--- START OF Records for the task ---

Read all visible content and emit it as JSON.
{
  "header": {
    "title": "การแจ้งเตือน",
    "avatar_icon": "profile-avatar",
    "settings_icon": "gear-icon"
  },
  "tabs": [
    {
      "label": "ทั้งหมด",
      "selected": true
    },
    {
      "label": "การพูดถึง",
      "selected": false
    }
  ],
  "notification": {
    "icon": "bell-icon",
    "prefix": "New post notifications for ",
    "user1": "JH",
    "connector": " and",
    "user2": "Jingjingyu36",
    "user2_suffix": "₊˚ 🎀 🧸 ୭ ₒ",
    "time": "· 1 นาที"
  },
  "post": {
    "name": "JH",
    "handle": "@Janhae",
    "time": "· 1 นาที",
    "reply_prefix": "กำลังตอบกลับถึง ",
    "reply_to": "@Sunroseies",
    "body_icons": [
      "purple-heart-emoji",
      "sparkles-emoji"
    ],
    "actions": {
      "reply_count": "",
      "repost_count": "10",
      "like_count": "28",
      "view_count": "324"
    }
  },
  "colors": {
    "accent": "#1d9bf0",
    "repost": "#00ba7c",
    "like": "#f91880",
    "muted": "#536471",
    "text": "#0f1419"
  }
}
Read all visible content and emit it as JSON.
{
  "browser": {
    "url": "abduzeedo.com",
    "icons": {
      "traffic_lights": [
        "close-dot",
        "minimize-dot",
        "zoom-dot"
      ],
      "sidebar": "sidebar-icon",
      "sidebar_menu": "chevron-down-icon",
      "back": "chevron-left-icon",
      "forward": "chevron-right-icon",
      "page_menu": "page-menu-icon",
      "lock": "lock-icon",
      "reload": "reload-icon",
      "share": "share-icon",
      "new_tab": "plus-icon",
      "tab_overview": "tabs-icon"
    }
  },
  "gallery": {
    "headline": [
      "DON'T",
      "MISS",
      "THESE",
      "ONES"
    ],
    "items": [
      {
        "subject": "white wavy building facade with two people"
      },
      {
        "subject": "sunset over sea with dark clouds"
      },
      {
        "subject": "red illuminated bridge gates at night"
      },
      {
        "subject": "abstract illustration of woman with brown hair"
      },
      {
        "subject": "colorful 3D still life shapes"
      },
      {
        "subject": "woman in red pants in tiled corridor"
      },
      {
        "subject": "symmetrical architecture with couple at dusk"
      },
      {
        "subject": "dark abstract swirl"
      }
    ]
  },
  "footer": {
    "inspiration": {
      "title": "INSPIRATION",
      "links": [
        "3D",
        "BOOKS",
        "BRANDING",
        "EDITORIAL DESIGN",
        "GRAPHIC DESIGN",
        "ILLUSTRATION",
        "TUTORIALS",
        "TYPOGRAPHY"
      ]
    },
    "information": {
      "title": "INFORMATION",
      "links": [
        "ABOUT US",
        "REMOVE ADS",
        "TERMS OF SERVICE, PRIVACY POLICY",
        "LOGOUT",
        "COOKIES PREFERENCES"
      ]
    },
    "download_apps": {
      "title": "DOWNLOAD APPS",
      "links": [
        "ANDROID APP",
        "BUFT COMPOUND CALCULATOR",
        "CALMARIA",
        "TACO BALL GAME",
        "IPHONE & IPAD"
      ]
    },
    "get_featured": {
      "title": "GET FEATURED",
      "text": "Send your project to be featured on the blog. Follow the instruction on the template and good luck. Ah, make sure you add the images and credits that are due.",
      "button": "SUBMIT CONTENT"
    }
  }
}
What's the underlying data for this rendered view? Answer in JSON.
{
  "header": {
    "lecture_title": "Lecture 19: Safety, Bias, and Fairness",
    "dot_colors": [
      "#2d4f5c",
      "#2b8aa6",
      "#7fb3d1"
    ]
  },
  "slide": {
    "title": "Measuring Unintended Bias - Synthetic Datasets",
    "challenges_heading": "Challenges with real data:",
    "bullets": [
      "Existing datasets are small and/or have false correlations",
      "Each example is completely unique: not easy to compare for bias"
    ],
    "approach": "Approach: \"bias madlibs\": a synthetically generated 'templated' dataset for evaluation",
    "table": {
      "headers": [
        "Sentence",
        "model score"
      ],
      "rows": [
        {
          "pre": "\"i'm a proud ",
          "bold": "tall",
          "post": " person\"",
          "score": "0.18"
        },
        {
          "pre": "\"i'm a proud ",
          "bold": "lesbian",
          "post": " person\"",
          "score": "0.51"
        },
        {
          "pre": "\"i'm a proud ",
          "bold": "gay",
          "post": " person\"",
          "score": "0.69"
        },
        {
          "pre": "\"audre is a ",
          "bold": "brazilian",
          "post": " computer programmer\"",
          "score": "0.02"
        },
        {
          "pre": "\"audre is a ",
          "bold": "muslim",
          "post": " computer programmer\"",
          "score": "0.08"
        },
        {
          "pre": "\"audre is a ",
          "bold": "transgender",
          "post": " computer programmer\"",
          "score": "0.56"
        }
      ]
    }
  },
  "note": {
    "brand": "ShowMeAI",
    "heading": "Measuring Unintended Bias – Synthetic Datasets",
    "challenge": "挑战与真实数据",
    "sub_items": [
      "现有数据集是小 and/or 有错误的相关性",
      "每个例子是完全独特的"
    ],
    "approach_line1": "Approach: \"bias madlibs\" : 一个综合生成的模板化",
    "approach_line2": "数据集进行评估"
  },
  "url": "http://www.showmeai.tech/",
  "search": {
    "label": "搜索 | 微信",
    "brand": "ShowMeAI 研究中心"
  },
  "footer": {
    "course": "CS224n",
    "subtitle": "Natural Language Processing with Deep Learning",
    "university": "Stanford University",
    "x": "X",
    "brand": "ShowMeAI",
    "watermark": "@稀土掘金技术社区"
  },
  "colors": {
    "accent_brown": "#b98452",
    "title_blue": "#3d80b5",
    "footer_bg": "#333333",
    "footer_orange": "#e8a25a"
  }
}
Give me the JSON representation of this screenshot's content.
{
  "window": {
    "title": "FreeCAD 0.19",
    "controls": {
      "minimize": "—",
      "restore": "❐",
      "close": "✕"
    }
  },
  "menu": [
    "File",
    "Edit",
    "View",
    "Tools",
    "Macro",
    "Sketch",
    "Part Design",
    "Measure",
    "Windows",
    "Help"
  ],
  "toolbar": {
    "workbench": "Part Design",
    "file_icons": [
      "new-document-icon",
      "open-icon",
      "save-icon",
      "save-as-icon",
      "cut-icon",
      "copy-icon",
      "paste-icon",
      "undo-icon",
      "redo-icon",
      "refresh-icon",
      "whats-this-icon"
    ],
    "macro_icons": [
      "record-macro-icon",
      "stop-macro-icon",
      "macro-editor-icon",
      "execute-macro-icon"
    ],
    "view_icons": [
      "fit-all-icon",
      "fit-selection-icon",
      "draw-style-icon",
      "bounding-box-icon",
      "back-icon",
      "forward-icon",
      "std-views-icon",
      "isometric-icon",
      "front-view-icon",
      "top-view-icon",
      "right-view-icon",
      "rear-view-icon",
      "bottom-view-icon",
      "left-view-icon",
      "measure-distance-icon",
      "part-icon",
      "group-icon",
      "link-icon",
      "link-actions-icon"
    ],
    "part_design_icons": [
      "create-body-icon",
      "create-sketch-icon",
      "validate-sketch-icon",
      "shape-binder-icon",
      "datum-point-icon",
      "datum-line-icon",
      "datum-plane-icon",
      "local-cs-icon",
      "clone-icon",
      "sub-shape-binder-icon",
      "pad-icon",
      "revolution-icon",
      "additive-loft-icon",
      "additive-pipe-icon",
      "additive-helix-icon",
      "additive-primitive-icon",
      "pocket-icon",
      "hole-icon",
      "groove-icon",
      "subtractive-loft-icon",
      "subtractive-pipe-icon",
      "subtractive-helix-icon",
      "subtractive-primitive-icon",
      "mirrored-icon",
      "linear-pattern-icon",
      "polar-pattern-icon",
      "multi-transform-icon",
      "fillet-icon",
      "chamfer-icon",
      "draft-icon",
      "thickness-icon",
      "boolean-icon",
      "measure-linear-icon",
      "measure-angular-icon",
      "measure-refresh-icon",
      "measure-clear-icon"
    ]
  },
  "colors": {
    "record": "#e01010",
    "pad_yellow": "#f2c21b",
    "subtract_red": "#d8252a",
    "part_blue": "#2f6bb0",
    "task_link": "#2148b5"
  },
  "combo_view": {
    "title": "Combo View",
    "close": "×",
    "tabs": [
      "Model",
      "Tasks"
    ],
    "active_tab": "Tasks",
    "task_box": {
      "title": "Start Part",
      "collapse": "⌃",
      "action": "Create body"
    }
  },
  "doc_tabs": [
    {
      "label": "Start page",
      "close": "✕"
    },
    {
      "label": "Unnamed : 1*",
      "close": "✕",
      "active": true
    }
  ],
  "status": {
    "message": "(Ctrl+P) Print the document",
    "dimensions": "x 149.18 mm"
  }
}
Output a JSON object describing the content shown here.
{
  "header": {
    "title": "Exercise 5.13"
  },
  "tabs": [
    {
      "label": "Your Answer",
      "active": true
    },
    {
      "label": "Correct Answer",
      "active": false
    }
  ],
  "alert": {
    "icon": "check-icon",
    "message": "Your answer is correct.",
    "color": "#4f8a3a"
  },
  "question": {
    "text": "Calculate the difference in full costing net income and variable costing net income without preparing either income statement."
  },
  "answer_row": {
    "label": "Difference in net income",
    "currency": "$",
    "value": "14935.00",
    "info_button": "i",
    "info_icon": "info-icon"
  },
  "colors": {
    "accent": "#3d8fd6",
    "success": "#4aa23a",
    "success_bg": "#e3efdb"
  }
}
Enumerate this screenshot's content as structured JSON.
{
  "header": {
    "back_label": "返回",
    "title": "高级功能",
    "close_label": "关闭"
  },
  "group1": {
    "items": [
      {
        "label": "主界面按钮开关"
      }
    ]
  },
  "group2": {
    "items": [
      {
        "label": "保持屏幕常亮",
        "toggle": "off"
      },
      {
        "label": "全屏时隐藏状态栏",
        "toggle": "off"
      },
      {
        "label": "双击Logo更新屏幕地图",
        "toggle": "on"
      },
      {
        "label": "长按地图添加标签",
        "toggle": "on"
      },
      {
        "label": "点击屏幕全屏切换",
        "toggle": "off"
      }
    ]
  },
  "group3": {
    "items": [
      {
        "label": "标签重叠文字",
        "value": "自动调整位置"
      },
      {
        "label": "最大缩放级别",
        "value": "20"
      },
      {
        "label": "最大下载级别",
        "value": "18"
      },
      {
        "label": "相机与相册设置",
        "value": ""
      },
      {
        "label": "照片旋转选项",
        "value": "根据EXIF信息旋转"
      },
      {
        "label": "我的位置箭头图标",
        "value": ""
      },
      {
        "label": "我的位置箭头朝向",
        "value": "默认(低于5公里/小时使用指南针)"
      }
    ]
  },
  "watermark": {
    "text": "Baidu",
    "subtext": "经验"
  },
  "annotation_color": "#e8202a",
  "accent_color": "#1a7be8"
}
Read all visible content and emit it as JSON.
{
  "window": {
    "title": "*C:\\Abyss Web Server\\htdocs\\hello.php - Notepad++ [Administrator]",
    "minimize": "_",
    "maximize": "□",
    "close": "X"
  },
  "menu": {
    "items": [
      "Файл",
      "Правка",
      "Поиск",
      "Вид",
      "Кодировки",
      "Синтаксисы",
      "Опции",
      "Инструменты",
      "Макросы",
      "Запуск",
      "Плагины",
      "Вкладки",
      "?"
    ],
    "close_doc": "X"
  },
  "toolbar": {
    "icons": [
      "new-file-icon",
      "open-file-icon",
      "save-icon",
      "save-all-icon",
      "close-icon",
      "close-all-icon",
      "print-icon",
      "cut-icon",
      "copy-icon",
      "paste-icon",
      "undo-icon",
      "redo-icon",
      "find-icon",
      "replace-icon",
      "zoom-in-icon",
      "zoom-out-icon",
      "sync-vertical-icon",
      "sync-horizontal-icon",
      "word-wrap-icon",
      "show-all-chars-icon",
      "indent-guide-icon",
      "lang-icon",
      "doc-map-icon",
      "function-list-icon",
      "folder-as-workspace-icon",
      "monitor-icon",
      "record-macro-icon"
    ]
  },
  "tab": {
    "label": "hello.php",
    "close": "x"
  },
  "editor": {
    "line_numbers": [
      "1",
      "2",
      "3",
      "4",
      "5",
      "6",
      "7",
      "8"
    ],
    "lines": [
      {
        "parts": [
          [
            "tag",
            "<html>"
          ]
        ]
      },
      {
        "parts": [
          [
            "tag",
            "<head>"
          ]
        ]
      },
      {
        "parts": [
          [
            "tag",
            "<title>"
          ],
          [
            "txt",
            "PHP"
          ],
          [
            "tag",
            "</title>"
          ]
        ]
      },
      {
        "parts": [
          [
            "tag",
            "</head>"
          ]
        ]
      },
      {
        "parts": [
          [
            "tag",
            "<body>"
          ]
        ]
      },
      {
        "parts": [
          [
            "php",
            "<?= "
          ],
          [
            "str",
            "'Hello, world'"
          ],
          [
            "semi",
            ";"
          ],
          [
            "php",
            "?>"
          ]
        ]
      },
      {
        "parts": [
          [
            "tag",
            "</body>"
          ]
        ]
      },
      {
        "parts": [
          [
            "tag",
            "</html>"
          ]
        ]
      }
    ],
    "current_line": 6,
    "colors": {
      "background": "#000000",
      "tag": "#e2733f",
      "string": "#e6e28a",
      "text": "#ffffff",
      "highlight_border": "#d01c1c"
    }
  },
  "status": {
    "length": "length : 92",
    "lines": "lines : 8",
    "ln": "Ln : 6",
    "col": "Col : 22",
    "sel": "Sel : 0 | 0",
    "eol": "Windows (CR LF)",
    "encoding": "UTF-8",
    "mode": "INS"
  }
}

--- END OF Records for the task ---

* Exercise task *
Count the lines in the material above where the string "subject" appears, then state only that count.

* Full solution *
8